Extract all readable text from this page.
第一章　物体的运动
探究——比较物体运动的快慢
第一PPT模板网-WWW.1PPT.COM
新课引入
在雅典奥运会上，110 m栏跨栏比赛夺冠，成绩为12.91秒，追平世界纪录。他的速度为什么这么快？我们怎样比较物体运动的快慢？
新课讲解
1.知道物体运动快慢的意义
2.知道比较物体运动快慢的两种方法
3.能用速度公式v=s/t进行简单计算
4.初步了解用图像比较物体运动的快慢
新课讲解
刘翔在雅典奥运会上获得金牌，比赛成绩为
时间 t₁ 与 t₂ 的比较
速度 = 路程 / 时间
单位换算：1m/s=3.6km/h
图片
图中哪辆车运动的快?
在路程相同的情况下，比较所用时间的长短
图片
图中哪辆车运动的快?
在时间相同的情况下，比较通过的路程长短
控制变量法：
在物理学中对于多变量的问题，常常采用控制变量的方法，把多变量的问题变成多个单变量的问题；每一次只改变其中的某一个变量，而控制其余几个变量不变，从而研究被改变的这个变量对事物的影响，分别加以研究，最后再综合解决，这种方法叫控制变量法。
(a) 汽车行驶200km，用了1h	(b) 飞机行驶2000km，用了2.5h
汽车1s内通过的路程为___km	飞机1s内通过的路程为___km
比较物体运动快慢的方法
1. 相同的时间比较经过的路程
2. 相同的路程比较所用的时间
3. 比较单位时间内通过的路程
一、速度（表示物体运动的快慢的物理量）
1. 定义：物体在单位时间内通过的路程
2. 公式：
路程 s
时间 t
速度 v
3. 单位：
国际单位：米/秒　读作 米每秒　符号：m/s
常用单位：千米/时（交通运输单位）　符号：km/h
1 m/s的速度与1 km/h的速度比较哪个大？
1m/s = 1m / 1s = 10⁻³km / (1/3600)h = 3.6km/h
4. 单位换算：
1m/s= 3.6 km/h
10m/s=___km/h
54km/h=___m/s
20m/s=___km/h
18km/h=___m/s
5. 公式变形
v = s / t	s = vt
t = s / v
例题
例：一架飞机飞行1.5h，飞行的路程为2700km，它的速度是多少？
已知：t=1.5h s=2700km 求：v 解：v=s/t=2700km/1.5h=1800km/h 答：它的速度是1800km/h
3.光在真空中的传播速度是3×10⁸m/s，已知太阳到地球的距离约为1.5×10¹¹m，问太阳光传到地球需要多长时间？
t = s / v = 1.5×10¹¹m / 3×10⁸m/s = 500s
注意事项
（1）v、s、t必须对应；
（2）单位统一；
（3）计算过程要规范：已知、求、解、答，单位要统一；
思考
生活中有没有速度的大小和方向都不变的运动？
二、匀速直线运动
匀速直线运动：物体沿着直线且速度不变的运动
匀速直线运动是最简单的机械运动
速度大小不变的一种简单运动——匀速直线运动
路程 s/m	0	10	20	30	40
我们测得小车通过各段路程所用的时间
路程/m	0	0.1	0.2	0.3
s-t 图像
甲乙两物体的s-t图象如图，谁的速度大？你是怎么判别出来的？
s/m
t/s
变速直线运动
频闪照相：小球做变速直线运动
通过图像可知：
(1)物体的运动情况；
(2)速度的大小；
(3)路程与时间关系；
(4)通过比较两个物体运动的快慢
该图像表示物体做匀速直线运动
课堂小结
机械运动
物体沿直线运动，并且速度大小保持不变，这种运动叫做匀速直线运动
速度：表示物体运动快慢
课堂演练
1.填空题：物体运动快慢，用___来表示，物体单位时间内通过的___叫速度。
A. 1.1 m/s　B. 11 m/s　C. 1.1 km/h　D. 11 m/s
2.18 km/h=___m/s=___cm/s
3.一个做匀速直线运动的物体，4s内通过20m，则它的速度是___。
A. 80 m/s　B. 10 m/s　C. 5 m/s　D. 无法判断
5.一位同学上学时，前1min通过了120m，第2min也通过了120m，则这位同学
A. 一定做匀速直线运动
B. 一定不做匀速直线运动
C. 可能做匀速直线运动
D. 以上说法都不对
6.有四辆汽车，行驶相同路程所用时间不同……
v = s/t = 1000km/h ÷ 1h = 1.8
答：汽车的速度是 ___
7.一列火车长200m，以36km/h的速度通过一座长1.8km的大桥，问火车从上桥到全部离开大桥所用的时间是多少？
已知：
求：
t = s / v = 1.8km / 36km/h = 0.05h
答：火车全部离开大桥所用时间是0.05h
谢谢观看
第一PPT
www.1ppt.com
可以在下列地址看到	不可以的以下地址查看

# Set task
Write out the entire listing exactly.

# Written solution
Extract all readable text from this page.
第一章　物体的运动
探究——比较物体运动的快慢
第一PPT模板网-WWW.1PPT.COM
新课引入
在雅典奥运会上，110 m栏跨栏比赛夺冠，成绩为12.91秒，追平世界纪录。他的速度为什么这么快？我们怎样比较物体运动的快慢？
新课讲解
1.知道物体运动快慢的意义
2.知道比较物体运动快慢的两种方法
3.能用速度公式v=s/t进行简单计算
4.初步了解用图像比较物体运动的快慢
新课讲解
刘翔在雅典奥运会上获得金牌，比赛成绩为
时间 t₁ 与 t₂ 的比较
速度 = 路程 / 时间
单位换算：1m/s=3.6km/h
图片
图中哪辆车运动的快?
在路程相同的情况下，比较所用时间的长短
图片
图中哪辆车运动的快?
在时间相同的情况下，比较通过的路程长短
控制变量法：
在物理学中对于多变量的问题，常常采用控制变量的方法，把多变量的问题变成多个单变量的问题；每一次只改变其中的某一个变量，而控制其余几个变量不变，从而研究被改变的这个变量对事物的影响，分别加以研究，最后再综合解决，这种方法叫控制变量法。
(a) 汽车行驶200km，用了1h	(b) 飞机行驶2000km，用了2.5h
汽车1s内通过的路程为___km	飞机1s内通过的路程为___km
比较物体运动快慢的方法
1. 相同的时间比较经过的路程
2. 相同的路程比较所用的时间
3. 比较单位时间内通过的路程
一、速度（表示物体运动的快慢的物理量）
1. 定义：物体在单位时间内通过的路程
2. 公式：
路程 s
时间 t
速度 v
3. 单位：
国际单位：米/秒　读作 米每秒　符号：m/s
常用单位：千米/时（交通运输单位）　符号：km/h
1 m/s的速度与1 km/h的速度比较哪个大？
1m/s = 1m / 1s = 10⁻³km / (1/3600)h = 3.6km/h
4. 单位换算：
1m/s= 3.6 km/h
10m/s=___km/h
54km/h=___m/s
20m/s=___km/h
18km/h=___m/s
5. 公式变形
v = s / t	s = vt
t = s / v
例题
例：一架飞机飞行1.5h，飞行的路程为2700km，它的速度是多少？
已知：t=1.5h s=2700km 求：v 解：v=s/t=2700km/1.5h=1800km/h 答：它的速度是1800km/h
3.光在真空中的传播速度是3×10⁸m/s，已知太阳到地球的距离约为1.5×10¹¹m，问太阳光传到地球需要多长时间？
t = s / v = 1.5×10¹¹m / 3×10⁸m/s = 500s
注意事项
（1）v、s、t必须对应；
（2）单位统一；
（3）计算过程要规范：已知、求、解、答，单位要统一；
思考
生活中有没有速度的大小和方向都不变的运动？
二、匀速直线运动
匀速直线运动：物体沿着直线且速度不变的运动
匀速直线运动是最简单的机械运动
速度大小不变的一种简单运动——匀速直线运动
路程 s/m	0	10	20	30	40
我们测得小车通过各段路程所用的时间
路程/m	0	0.1	0.2	0.3
s-t 图像
甲乙两物体的s-t图象如图，谁的速度大？你是怎么判别出来的？
s/m
t/s
变速直线运动
频闪照相：小球做变速直线运动
通过图像可知：
(1)物体的运动情况；
(2)速度的大小；
(3)路程与时间关系；
(4)通过比较两个物体运动的快慢
该图像表示物体做匀速直线运动
课堂小结
机械运动
物体沿直线运动，并且速度大小保持不变，这种运动叫做匀速直线运动
速度：表示物体运动快慢
课堂演练
1.填空题：物体运动快慢，用___来表示，物体单位时间内通过的___叫速度。
A. 1.1 m/s　B. 11 m/s　C. 1.1 km/h　D. 11 m/s
2.18 km/h=___m/s=___cm/s
3.一个做匀速直线运动的物体，4s内通过20m，则它的速度是___。
A. 80 m/s　B. 10 m/s　C. 5 m/s　D. 无法判断
5.一位同学上学时，前1min通过了120m，第2min也通过了120m，则这位同学
A. 一定做匀速直线运动
B. 一定不做匀速直线运动
C. 可能做匀速直线运动
D. 以上说法都不对
6.有四辆汽车，行驶相同路程所用时间不同……
v = s/t = 1000km/h ÷ 1h = 1.8
答：汽车的速度是 ___
7.一列火车长200m，以36km/h的速度通过一座长1.8km的大桥，问火车从上桥到全部离开大桥所用的时间是多少？
已知：
求：
t = s / v = 1.8km / 36km/h = 0.05h
答：火车全部离开大桥所用时间是0.05h
谢谢观看
第一PPT
www.1ppt.com
可以在下列地址看到	不可以的以下地址查看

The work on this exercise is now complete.